## start DATASET RECORDS

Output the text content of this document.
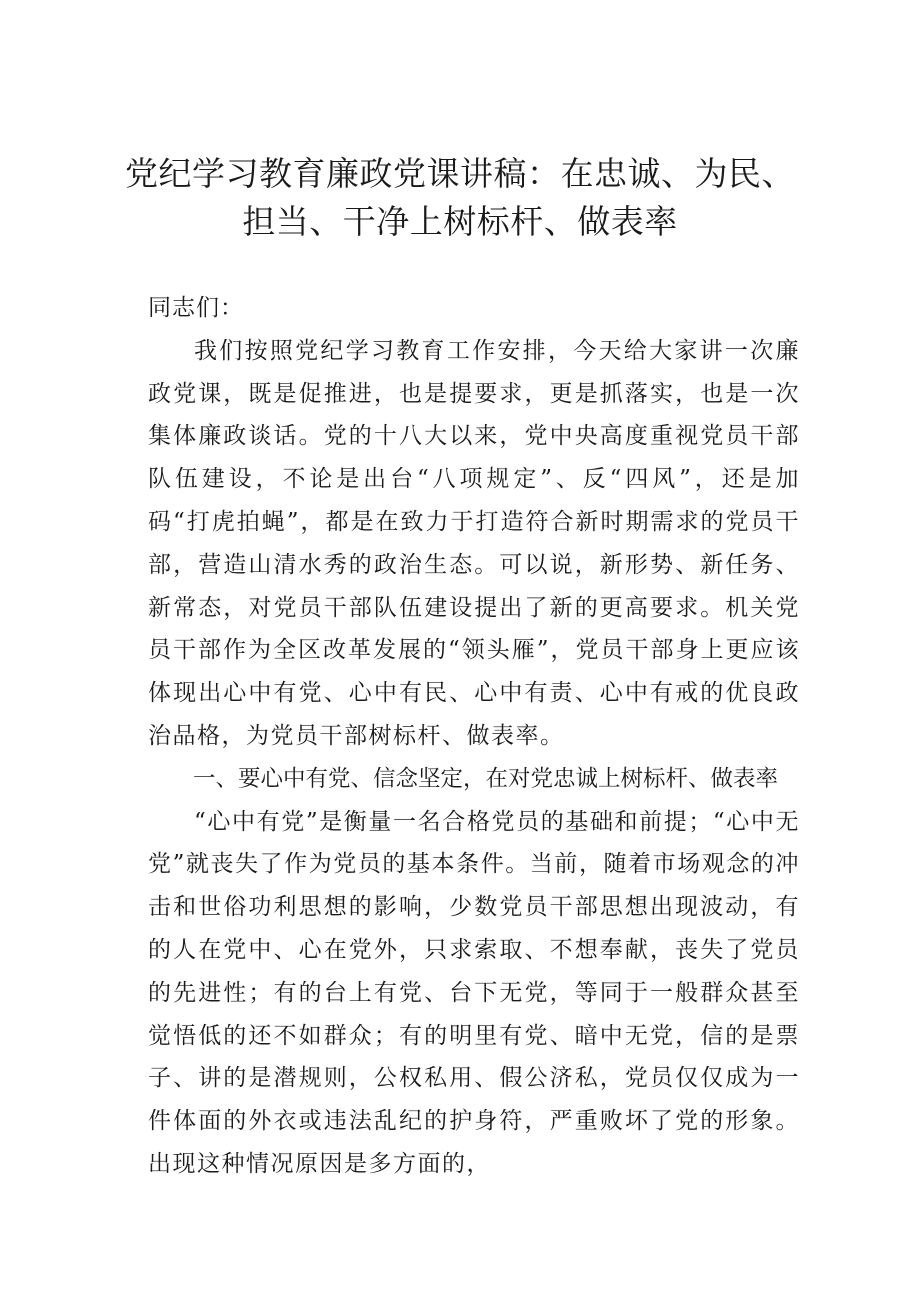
党纪学习教育廉政党课讲稿：在忠诚、为民、
担当、干净上树标杆、做表率

同志们：

我们按照党纪学习教育工作安排，今天给大家讲一次廉政党课，既是促推进，也是提要求，更是抓落实，也是一次集体廉政谈话。党的十八大以来，党中央高度重视党员干部队伍建设，不论是出台“八项规定”、反“四风”，还是加码“打虎拍蝇”，都是在致力于打造符合新时期需求的党员干部，营造山清水秀的政治生态。可以说，新形势、新任务、新常态，对党员干部队伍建设提出了新的更高要求。机关党员干部作为全区改革发展的“领头雁”，党员干部身上更应该体现出心中有党、心中有民、心中有责、心中有戒的优良政治品格，为党员干部树标杆、做表率。

一、要心中有党、信念坚定，在对党忠诚上树标杆、做表率

“心中有党”是衡量一名合格党员的基础和前提；“心中无党”就丧失了作为党员的基本条件。当前，随着市场观念的冲击和世俗功利思想的影响，少数党员干部思想出现波动，有的人在党中、心在党外，只求索取、不想奉献，丧失了党员的先进性；有的台上有党、台下无党，等同于一般群众甚至觉悟低的还不如群众；有的明里有党、暗中无党，信的是票子、讲的是潜规则，公权私用、假公济私，党员仅仅成为一件体面的外衣或违法乱纪的护身符，严重败坏了党的形象。出现这种情况原因是多方面的，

## end DATASET RECORDS

● WHAT YOU ARE ASKED TO DO: Would you mind returning each entry above word for word, skipping the images?

● TASK SOLUTION:
Output the text content of this document.
党纪学习教育廉政党课讲稿：在忠诚、为民、
担当、干净上树标杆、做表率

同志们：

我们按照党纪学习教育工作安排，今天给大家讲一次廉政党课，既是促推进，也是提要求，更是抓落实，也是一次集体廉政谈话。党的十八大以来，党中央高度重视党员干部队伍建设，不论是出台“八项规定”、反“四风”，还是加码“打虎拍蝇”，都是在致力于打造符合新时期需求的党员干部，营造山清水秀的政治生态。可以说，新形势、新任务、新常态，对党员干部队伍建设提出了新的更高要求。机关党员干部作为全区改革发展的“领头雁”，党员干部身上更应该体现出心中有党、心中有民、心中有责、心中有戒的优良政治品格，为党员干部树标杆、做表率。

一、要心中有党、信念坚定，在对党忠诚上树标杆、做表率

“心中有党”是衡量一名合格党员的基础和前提；“心中无党”就丧失了作为党员的基本条件。当前，随着市场观念的冲击和世俗功利思想的影响，少数党员干部思想出现波动，有的人在党中、心在党外，只求索取、不想奉献，丧失了党员的先进性；有的台上有党、台下无党，等同于一般群众甚至觉悟低的还不如群众；有的明里有党、暗中无党，信的是票子、讲的是潜规则，公权私用、假公济私，党员仅仅成为一件体面的外衣或违法乱纪的护身符，严重败坏了党的形象。出现这种情况原因是多方面的，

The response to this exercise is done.